>> Start Input data
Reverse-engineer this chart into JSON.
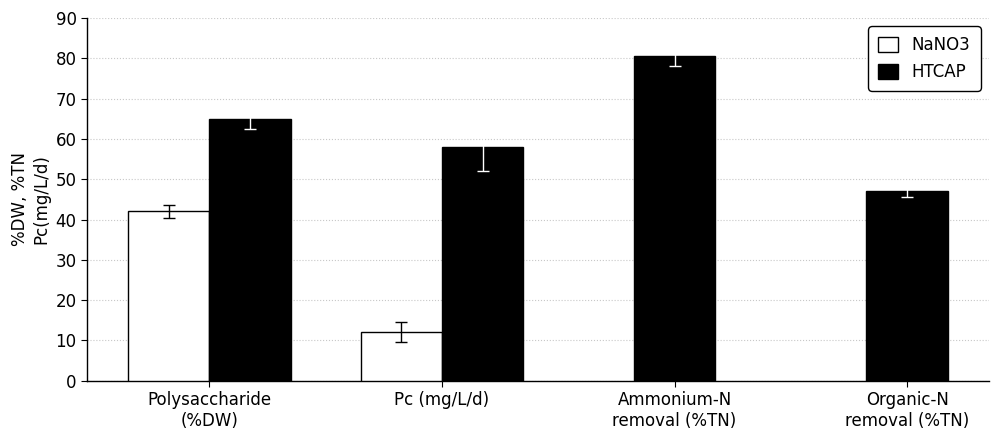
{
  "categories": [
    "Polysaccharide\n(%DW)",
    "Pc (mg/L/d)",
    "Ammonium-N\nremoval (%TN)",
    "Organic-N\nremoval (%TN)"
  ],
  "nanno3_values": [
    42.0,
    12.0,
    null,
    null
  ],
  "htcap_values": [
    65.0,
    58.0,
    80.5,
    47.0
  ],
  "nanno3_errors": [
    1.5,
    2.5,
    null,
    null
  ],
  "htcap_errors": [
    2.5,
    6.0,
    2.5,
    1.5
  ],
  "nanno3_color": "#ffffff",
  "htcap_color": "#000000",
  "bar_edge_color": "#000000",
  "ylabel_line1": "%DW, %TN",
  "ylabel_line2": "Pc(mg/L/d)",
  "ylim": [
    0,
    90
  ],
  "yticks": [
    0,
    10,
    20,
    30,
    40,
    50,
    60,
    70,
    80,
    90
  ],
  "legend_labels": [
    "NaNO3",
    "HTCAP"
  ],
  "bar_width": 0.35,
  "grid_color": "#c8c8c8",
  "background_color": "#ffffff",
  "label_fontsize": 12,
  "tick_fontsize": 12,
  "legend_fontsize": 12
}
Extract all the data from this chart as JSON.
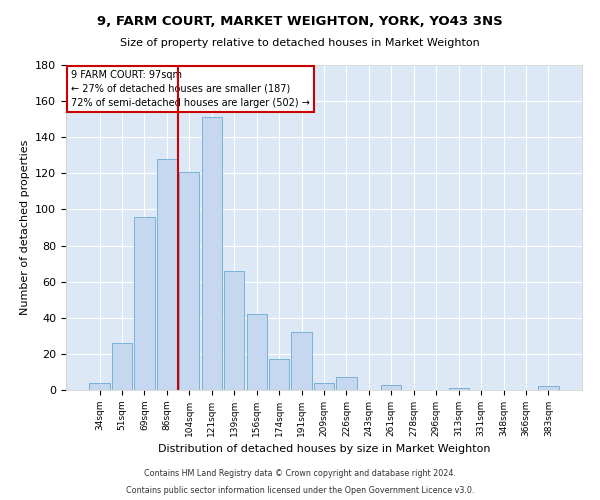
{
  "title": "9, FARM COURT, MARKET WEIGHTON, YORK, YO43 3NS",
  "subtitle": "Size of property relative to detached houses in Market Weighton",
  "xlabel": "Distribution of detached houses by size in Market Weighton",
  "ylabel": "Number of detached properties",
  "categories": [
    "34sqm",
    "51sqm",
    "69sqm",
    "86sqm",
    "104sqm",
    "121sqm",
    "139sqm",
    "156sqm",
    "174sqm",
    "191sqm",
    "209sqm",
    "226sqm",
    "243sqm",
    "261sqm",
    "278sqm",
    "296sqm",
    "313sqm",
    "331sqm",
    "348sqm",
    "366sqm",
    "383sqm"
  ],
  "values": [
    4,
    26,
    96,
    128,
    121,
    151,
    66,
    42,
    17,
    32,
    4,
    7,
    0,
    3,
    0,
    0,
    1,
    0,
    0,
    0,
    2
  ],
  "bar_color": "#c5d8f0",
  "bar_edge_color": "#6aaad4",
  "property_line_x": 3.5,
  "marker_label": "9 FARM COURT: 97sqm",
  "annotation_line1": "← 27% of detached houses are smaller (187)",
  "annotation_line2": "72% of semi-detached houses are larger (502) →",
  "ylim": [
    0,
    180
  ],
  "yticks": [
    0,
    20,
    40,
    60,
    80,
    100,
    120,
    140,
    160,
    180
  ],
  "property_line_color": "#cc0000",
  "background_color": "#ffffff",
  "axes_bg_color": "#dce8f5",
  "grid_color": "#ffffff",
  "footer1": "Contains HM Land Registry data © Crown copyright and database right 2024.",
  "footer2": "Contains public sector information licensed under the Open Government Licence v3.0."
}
>> End Input data
>> Start Input data
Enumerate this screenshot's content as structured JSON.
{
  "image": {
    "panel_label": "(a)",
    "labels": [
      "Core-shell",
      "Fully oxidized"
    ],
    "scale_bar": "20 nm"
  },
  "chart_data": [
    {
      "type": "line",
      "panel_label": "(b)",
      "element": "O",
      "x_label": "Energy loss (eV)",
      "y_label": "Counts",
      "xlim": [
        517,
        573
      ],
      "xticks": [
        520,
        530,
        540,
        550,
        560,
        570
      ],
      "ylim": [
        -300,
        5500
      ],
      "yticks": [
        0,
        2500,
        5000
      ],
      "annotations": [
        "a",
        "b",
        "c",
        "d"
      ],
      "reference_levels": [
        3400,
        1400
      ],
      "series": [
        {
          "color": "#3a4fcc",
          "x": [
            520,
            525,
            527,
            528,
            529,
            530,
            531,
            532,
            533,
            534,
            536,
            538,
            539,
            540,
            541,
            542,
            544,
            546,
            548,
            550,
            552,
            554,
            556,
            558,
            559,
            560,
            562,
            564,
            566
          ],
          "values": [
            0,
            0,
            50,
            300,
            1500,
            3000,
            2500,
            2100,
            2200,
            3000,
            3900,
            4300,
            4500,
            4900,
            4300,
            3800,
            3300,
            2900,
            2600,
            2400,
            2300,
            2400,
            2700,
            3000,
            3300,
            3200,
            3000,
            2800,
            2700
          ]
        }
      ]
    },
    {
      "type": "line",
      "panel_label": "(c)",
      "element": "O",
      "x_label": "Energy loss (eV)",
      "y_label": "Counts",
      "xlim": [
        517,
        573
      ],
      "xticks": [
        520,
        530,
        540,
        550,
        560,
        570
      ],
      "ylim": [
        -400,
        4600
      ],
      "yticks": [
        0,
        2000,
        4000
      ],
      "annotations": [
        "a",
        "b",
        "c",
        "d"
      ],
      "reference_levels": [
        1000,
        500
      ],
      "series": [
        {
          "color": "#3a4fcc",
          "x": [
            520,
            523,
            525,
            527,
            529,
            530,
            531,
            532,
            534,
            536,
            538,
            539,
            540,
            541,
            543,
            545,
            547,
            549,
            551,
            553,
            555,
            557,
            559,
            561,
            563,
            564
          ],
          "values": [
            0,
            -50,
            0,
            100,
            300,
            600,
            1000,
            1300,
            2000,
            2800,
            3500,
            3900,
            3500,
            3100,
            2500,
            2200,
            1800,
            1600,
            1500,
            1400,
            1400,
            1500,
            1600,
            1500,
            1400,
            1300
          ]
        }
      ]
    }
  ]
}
>> End Input data
>> Start Input data
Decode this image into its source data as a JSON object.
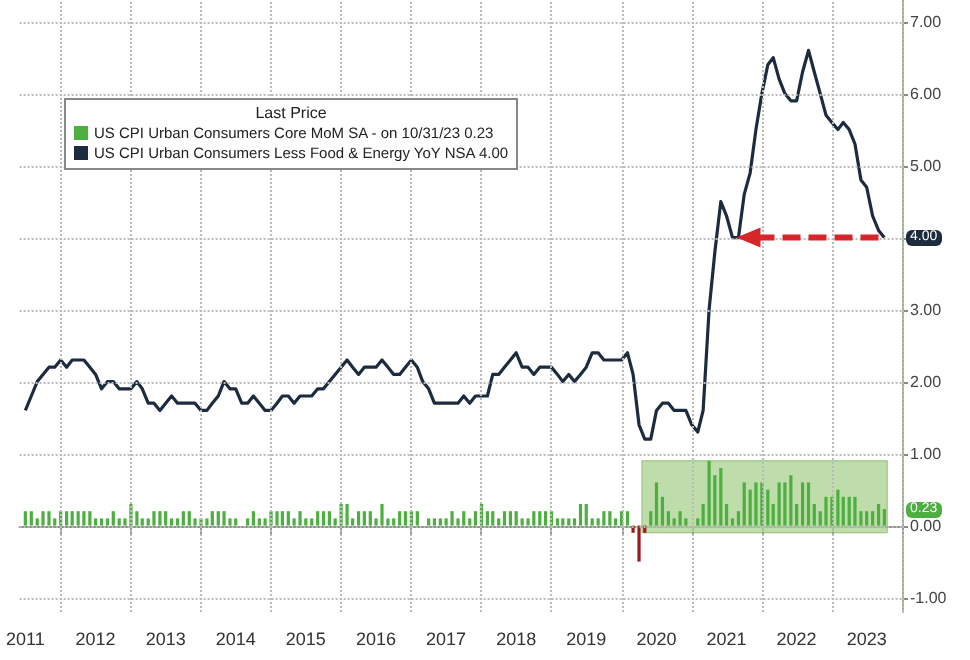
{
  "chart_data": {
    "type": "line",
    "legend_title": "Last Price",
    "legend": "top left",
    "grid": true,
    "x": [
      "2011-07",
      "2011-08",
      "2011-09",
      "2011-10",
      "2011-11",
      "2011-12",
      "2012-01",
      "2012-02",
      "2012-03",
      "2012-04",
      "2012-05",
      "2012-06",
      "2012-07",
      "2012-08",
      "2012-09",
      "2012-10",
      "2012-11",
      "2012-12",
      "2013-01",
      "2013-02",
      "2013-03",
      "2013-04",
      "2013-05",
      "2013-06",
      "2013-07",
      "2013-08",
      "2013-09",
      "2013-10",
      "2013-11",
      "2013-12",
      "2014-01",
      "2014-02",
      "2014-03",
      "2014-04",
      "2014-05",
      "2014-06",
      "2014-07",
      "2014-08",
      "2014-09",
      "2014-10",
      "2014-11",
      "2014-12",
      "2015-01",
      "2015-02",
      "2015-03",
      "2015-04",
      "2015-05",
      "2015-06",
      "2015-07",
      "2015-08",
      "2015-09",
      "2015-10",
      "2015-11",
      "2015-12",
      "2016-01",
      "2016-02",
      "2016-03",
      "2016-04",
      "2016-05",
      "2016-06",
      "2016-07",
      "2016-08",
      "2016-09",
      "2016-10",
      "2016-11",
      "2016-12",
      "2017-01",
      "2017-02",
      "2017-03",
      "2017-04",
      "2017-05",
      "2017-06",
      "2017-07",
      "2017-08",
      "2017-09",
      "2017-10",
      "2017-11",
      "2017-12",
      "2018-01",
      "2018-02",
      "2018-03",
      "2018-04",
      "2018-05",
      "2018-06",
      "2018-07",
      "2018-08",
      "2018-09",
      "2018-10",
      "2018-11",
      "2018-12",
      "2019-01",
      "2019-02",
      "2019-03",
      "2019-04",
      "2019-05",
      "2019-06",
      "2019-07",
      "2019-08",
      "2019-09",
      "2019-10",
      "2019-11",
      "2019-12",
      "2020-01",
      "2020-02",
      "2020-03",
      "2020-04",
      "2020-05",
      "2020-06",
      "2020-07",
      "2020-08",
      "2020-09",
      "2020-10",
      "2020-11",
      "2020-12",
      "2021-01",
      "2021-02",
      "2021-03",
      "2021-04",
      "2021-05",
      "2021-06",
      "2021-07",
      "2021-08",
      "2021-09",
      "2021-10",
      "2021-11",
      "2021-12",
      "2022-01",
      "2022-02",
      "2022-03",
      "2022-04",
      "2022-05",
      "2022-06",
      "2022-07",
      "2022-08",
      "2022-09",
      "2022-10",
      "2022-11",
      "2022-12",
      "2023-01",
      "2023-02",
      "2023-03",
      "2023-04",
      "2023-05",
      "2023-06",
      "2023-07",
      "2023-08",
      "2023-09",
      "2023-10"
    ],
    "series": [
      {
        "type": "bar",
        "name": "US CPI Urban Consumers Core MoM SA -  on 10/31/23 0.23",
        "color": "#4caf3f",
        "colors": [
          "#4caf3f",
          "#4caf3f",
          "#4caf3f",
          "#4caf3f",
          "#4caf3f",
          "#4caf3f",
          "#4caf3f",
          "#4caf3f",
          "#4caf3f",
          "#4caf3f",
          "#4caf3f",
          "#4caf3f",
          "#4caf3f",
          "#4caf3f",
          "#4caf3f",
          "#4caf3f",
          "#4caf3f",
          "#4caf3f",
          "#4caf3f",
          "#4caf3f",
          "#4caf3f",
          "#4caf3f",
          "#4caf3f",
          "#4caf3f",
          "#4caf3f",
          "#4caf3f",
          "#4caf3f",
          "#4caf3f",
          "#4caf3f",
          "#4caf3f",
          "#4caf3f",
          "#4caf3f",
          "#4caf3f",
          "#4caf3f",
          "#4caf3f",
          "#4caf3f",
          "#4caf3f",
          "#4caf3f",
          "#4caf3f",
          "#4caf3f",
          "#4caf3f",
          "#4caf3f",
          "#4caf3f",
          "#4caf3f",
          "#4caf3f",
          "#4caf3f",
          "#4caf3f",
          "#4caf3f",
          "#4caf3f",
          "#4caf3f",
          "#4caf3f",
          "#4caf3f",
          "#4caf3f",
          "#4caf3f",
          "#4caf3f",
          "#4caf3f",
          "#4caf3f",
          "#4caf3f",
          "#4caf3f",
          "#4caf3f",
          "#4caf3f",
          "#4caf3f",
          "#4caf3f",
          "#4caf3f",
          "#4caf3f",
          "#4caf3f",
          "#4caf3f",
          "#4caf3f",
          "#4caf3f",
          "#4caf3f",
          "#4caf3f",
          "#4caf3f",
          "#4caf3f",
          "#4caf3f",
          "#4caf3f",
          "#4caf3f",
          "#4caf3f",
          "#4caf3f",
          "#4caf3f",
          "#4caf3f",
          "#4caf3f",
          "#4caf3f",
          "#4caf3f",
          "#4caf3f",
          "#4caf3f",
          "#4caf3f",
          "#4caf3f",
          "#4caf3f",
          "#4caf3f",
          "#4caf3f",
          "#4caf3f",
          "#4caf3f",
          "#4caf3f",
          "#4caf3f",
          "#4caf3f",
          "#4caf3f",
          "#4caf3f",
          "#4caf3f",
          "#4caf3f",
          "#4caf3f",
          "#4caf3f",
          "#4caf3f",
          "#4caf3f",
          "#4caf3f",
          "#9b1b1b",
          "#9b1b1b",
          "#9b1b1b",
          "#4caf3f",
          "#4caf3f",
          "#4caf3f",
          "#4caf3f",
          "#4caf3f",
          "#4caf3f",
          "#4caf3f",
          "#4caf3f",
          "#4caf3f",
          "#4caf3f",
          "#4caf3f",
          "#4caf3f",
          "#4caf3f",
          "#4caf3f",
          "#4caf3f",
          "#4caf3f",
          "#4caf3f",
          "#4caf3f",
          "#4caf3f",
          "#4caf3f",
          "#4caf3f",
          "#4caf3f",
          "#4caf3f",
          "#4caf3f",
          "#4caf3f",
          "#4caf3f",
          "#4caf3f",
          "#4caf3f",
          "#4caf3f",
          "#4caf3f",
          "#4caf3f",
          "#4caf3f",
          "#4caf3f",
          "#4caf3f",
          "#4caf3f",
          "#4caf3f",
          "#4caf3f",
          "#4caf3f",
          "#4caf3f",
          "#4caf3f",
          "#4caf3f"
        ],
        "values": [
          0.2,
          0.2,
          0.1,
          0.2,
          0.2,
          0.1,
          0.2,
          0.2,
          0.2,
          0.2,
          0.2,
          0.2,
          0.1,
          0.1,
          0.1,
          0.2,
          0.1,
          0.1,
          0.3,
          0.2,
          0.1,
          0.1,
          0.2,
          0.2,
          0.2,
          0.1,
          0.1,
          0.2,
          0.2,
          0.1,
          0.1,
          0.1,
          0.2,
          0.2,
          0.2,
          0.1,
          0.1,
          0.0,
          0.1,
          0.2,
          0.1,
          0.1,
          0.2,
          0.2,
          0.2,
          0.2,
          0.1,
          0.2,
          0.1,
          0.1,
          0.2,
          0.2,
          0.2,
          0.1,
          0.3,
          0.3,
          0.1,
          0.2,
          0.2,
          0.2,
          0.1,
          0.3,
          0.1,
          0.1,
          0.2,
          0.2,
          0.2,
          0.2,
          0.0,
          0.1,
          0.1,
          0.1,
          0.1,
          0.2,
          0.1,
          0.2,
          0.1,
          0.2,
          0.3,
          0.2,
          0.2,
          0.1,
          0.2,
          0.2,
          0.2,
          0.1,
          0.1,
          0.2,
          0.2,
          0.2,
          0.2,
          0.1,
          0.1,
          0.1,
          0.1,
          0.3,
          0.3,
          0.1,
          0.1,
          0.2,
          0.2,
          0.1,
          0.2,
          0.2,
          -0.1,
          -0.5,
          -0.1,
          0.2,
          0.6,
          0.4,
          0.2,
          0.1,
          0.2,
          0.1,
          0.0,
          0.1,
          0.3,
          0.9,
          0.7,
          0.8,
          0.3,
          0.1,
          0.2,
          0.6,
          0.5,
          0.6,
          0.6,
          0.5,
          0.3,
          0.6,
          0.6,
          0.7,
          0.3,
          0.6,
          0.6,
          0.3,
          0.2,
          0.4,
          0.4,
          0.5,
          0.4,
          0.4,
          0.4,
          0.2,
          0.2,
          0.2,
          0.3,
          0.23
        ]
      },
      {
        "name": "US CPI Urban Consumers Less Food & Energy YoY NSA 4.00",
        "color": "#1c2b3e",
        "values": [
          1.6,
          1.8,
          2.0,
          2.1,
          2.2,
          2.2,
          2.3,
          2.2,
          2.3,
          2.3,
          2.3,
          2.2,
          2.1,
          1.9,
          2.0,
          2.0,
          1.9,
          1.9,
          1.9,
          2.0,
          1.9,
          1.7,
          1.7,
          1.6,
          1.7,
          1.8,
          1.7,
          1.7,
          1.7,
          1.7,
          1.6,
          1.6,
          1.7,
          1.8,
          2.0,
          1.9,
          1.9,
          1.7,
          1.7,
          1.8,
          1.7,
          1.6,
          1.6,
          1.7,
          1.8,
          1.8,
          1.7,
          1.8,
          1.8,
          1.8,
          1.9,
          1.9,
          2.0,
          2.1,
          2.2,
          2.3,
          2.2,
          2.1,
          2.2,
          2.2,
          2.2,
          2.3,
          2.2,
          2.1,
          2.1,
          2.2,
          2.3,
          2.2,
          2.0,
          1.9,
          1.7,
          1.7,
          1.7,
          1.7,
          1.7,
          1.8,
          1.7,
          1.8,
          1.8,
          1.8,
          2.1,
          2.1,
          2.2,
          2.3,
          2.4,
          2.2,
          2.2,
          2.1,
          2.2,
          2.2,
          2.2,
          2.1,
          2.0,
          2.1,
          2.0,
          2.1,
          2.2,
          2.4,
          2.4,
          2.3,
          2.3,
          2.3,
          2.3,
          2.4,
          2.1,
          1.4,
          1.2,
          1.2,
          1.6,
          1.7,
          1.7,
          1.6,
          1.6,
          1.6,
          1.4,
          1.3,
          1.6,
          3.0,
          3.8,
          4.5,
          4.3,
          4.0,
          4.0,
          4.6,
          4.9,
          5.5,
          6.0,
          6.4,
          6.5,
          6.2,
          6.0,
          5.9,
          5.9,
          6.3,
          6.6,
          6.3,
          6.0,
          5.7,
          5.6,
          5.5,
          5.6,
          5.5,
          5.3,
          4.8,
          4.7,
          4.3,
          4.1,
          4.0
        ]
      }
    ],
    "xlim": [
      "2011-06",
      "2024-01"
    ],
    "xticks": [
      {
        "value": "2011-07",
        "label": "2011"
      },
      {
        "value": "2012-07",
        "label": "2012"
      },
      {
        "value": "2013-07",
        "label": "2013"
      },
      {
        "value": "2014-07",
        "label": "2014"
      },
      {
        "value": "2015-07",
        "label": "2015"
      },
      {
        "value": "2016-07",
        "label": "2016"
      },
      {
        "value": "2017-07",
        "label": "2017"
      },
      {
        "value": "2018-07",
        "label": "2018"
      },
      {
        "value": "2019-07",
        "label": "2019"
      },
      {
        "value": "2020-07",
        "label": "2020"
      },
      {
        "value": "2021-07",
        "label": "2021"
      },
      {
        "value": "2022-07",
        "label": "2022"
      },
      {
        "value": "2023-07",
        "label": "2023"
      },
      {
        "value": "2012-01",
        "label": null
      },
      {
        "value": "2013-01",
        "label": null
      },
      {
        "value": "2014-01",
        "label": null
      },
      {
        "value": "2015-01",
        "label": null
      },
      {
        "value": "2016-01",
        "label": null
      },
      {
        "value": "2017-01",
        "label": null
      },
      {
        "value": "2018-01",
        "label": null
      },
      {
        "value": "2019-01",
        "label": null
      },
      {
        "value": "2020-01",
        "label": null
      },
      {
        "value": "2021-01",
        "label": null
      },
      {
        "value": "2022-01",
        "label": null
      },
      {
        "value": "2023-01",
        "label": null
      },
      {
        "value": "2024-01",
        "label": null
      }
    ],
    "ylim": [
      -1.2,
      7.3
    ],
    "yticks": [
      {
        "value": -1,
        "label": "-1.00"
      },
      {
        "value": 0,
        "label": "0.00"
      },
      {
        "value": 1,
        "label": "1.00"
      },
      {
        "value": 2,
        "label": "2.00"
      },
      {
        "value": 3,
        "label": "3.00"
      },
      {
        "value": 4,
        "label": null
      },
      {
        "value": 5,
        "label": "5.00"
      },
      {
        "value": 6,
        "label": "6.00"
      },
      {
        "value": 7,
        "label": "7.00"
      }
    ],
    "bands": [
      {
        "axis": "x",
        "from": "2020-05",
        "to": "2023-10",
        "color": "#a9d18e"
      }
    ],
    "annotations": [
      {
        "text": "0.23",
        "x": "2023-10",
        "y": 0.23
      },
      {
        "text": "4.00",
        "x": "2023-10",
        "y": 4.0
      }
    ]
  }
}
>> End Input data
◆ **Do this**
Choose all lines containing the string "into" and copy them out.

◆ **Output for this task**
Reverse-engineer this chart into JSON.
Decode this image into its source data as a JSON object.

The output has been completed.